Raw records:
■ ■ ■ ■ ■ ■ ■

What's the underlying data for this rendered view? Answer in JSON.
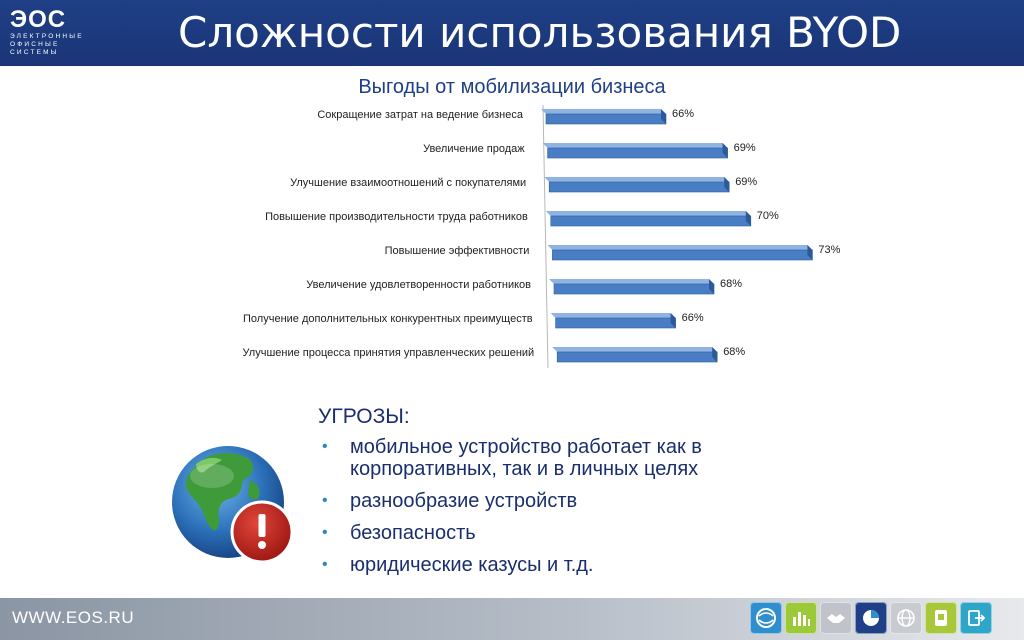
{
  "header": {
    "logo_mark": "ЭОС",
    "logo_lines": [
      "ЭЛЕКТРОННЫЕ",
      "ОФИСНЫЕ",
      "СИСТЕМЫ"
    ],
    "title": "Сложности использования BYOD"
  },
  "chart_data": {
    "type": "bar",
    "orientation": "horizontal",
    "title": "Выгоды от мобилизации бизнеса",
    "categories": [
      "Сокращение затрат на ведение бизнеса",
      "Увеличение продаж",
      "Улучшение взаимоотношений с покупателями",
      "Повышение производительности труда работников",
      "Повышение эффективности",
      "Увеличение удовлетворенности работников",
      "Получение дополнительных конкурентных преимуществ",
      "Улучшение процесса принятия управленческих решений"
    ],
    "values": [
      66,
      69,
      69,
      70,
      73,
      68,
      66,
      68
    ],
    "data_labels": [
      "66%",
      "69%",
      "69%",
      "70%",
      "73%",
      "68%",
      "66%",
      "68%"
    ],
    "unit": "%",
    "xlim": [
      60,
      74
    ],
    "bar_color": "#4a7ec4"
  },
  "threats": {
    "heading": "УГРОЗЫ:",
    "items": [
      "мобильное устройство работает как в корпоративных, так и в личных целях",
      "разнообразие устройств",
      "безопасность",
      "юридические казусы и т.д."
    ]
  },
  "footer": {
    "url": "WWW.EOS.RU",
    "icons": [
      "globe-swirl-icon",
      "bar-chart-icon",
      "handshake-icon",
      "pie-chart-icon",
      "globe-grid-icon",
      "document-icon",
      "exit-icon"
    ]
  },
  "colors": {
    "header_bg": "#1f3f86",
    "accent_text": "#1f3f86",
    "bullet": "#2b86c5",
    "bar": "#4a7ec4"
  }
}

■ ■ ■ ■ ■ ■ ■

## Stated problem
Give the count of lines in the data above that hold the string "работников", with no additional words.

## Correct answer
2